» Directions
Return all lines with the word "text" in them.

══ Stored rows

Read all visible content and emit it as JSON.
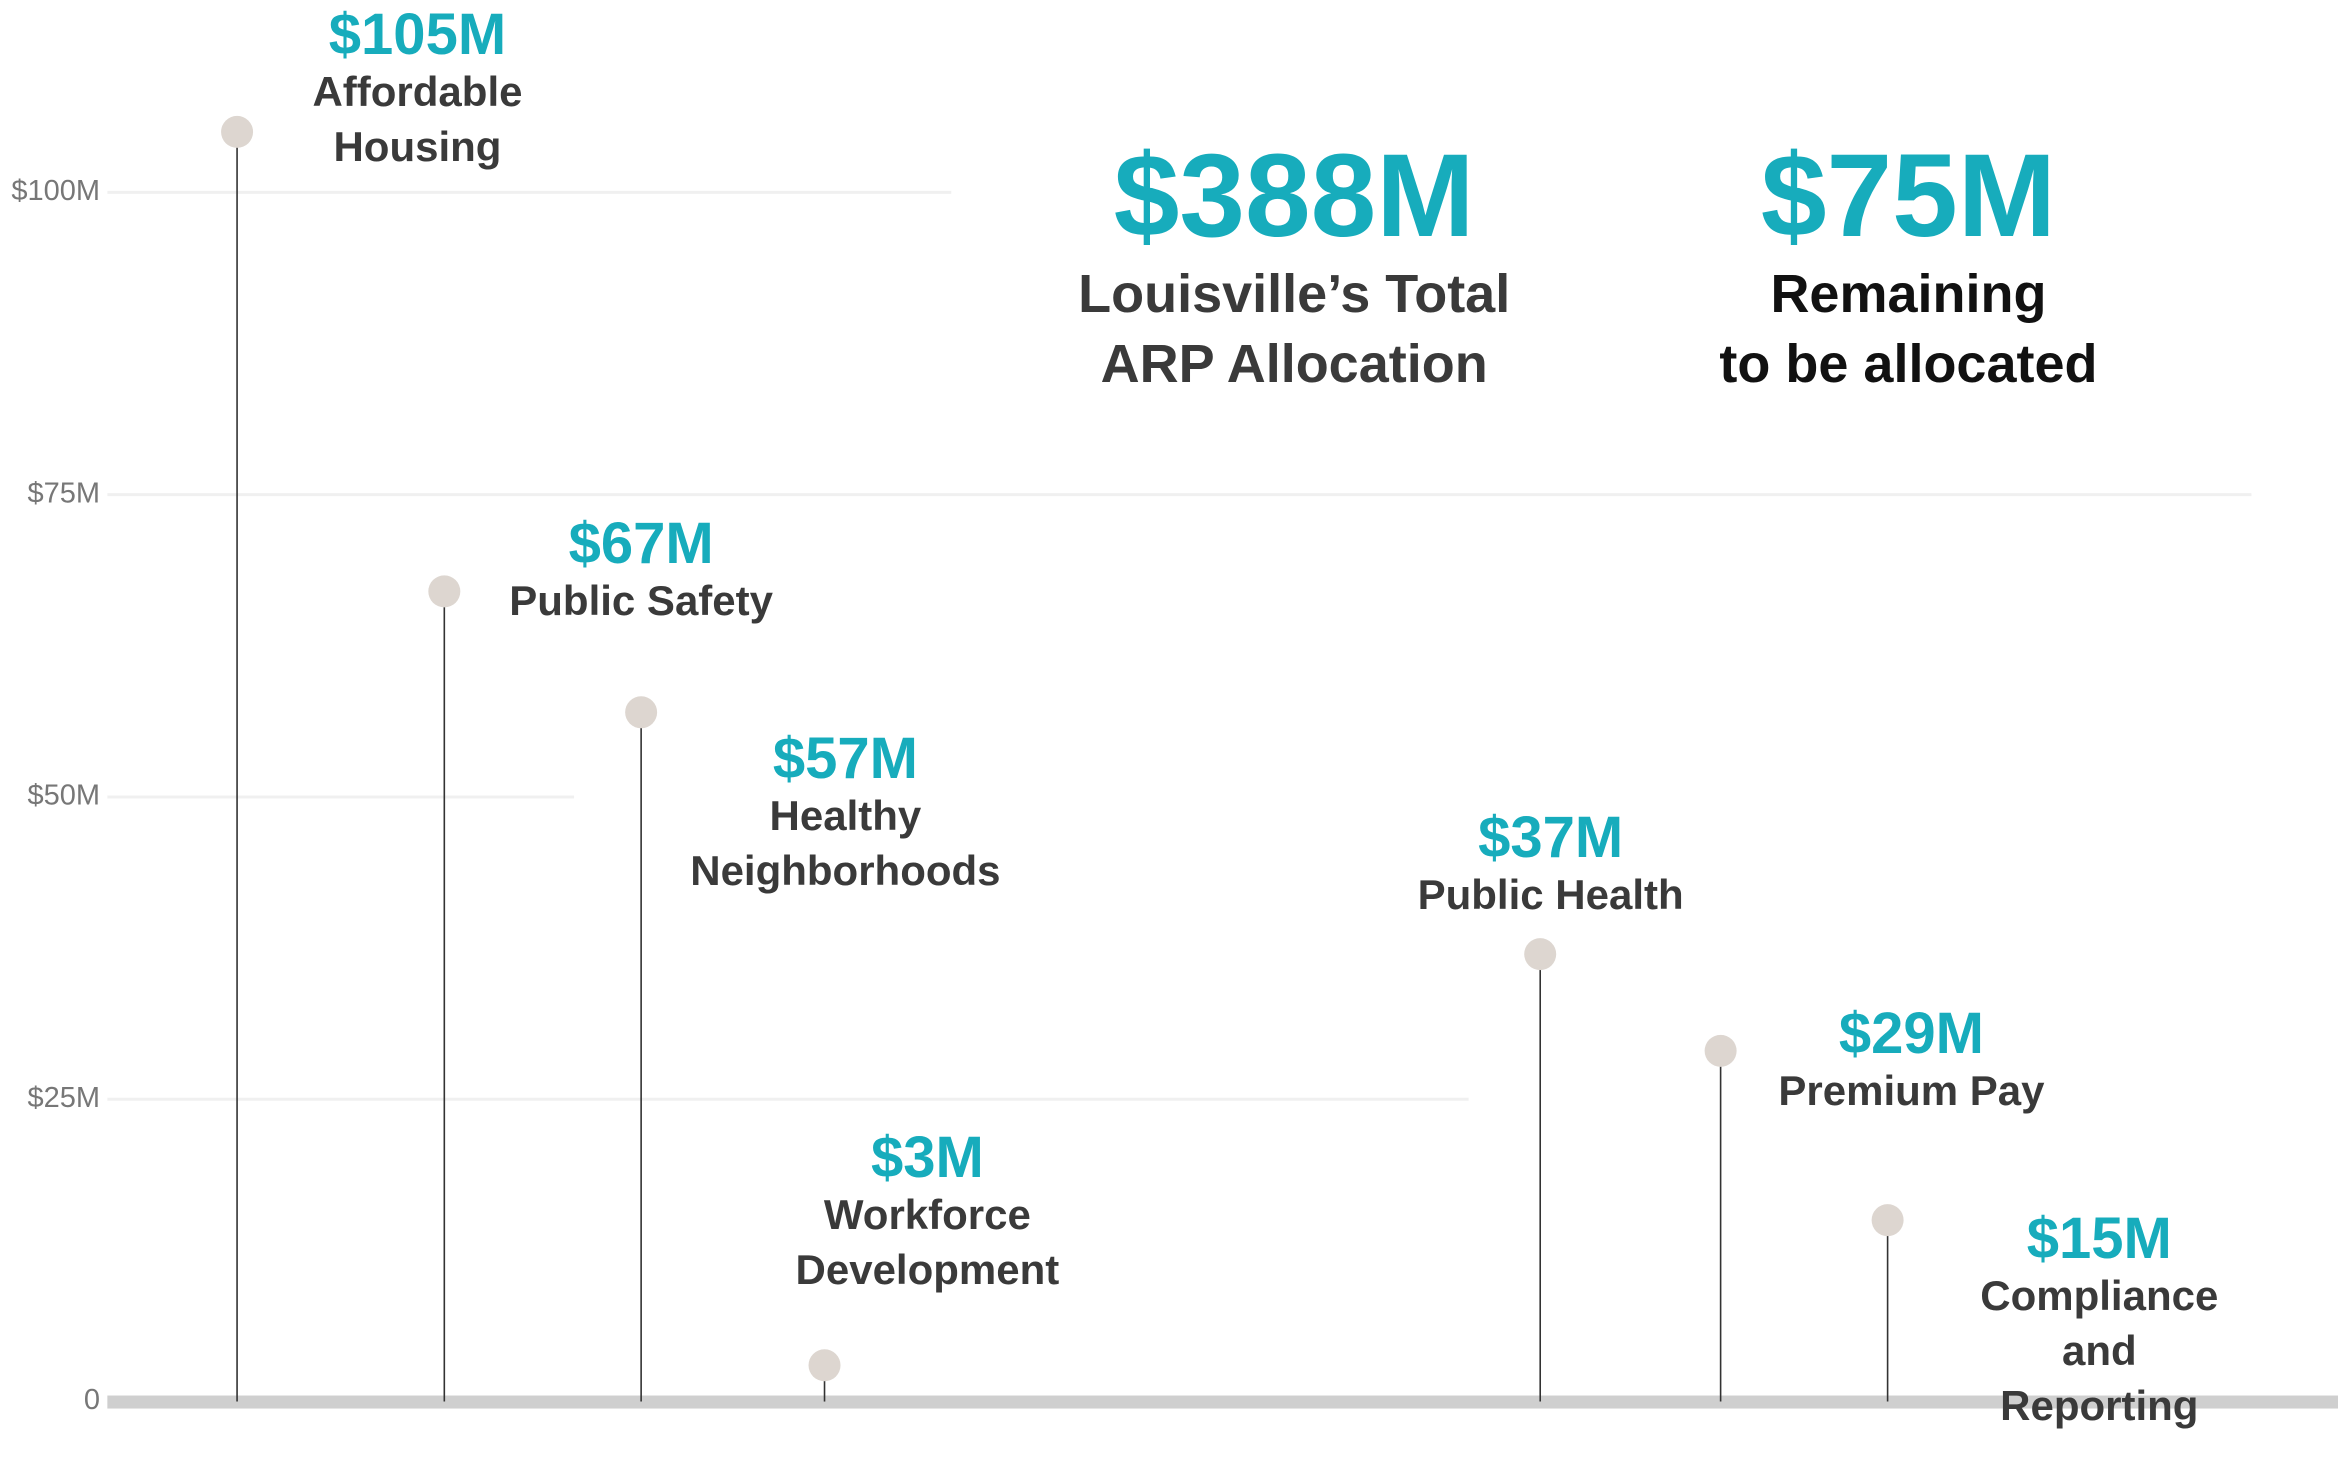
{
  "chart_data": {
    "type": "lollipop",
    "categories": [
      "Affordable\nHousing",
      "Public Safety",
      "Healthy\nNeighborhoods",
      "Workforce\nDevelopment",
      "Public Health",
      "Premium Pay",
      "Compliance and\nReporting"
    ],
    "values": [
      105,
      67,
      57,
      3,
      37,
      29,
      15
    ],
    "value_labels": [
      "$105M",
      "$67M",
      "$57M",
      "$3M",
      "$37M",
      "$29M",
      "$15M"
    ],
    "color": "#ddd6d0",
    "label_color": "#17acbc",
    "ylim": [
      0,
      115
    ],
    "yticks": [
      0,
      {
        "value": 25,
        "label": "$25M"
      },
      {
        "value": 50,
        "label": "$50M"
      },
      {
        "value": 75,
        "label": "$75M"
      },
      {
        "value": 100,
        "label": "$100M"
      }
    ],
    "grid": true,
    "annotations": [
      {
        "value": "$388M",
        "text": "Louisville’s Total\nARP Allocation"
      },
      {
        "value": "$75M",
        "text": "Remaining\nto be allocated"
      }
    ]
  }
}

════

» Solution below
        "text": "Louisville’s Total\nARP Allocation"
        "text": "Remaining\nto be allocated"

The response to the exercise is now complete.